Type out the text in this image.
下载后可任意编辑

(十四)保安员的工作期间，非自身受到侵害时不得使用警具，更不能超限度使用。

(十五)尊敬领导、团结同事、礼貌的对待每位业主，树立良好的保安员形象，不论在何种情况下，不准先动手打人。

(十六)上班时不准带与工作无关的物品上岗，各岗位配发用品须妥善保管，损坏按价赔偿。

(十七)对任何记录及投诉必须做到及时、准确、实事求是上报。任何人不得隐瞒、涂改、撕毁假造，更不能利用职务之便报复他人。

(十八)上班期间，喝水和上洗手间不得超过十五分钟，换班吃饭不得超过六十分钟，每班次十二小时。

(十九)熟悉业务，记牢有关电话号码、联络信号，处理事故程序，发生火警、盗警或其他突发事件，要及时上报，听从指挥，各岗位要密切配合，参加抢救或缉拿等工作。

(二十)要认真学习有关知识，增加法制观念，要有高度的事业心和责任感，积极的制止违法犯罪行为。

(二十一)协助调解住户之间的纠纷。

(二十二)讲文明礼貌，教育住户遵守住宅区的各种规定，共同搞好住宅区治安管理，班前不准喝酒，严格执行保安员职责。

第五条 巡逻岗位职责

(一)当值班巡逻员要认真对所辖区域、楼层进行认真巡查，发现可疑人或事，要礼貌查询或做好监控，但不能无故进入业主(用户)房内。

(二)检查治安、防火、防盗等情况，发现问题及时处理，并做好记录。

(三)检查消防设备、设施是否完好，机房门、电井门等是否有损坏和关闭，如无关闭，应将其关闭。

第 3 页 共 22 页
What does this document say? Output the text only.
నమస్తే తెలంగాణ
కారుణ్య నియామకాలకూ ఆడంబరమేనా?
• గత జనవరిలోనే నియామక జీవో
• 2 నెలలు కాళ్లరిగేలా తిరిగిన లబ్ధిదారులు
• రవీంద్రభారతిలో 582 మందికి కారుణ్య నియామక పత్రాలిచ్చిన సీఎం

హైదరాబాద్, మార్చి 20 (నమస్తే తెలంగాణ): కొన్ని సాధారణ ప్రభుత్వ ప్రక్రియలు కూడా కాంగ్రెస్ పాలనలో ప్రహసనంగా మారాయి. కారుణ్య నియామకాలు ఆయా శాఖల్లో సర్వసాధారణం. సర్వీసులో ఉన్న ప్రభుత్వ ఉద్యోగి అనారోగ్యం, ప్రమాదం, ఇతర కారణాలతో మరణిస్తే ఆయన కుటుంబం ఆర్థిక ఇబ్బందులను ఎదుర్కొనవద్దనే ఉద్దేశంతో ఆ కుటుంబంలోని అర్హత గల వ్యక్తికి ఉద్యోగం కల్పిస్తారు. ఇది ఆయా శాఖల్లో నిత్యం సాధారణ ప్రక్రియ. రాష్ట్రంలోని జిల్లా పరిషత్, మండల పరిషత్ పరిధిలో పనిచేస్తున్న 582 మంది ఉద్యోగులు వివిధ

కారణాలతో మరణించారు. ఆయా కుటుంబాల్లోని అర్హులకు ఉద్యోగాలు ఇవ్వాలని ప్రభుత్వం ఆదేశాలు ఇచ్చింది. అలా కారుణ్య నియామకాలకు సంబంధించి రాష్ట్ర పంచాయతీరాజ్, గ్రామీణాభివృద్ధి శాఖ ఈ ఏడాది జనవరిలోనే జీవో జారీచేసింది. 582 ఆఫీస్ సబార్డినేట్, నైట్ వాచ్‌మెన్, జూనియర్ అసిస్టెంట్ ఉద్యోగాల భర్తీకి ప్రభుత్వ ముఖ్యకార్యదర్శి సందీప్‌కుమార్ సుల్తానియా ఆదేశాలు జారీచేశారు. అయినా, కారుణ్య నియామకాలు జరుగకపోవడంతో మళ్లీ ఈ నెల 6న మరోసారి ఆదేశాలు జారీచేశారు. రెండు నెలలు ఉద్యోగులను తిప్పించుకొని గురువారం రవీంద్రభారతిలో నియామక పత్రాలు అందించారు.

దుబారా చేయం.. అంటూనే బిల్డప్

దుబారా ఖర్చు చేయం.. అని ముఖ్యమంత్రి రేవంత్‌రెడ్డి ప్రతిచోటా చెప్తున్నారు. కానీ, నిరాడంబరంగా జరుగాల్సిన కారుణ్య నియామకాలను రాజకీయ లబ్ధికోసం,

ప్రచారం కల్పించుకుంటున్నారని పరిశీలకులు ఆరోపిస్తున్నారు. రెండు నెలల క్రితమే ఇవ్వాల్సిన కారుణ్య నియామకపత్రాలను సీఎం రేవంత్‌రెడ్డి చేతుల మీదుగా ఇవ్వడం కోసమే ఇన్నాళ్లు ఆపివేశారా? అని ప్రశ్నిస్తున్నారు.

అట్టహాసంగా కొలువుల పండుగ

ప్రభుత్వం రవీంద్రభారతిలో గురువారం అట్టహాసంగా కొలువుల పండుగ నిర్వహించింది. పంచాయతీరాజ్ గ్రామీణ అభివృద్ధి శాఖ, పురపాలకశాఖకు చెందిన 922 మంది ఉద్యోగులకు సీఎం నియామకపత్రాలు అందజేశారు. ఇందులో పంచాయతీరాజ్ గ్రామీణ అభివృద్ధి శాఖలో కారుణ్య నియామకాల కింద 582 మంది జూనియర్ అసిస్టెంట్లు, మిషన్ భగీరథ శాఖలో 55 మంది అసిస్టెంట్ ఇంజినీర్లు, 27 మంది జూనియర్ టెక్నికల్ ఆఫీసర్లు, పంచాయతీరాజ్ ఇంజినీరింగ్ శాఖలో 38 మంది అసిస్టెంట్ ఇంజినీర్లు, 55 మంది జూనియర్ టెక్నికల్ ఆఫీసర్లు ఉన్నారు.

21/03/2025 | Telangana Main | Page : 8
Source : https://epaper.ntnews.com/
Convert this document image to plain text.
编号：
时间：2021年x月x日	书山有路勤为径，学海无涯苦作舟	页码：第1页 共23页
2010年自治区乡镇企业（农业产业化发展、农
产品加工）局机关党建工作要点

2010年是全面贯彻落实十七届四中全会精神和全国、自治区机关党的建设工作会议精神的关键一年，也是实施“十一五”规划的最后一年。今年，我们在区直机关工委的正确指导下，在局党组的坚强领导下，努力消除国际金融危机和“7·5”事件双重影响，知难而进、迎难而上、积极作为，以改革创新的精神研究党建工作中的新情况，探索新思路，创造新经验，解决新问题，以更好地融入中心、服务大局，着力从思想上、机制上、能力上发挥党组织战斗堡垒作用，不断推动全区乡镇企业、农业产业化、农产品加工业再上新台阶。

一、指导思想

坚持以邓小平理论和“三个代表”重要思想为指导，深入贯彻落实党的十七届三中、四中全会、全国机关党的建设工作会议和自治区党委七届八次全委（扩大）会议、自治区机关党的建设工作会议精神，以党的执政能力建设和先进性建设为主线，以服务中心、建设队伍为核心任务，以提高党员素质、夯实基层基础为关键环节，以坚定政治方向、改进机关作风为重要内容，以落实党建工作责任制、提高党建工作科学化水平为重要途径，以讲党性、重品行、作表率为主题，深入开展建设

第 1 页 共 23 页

++++

» BRIEF: Return from the data every line that holds "this".

» EXPECTED OUTPUT:
Type out the text in this image.
What does this document say? Output the text only.
Convert this document image to plain text.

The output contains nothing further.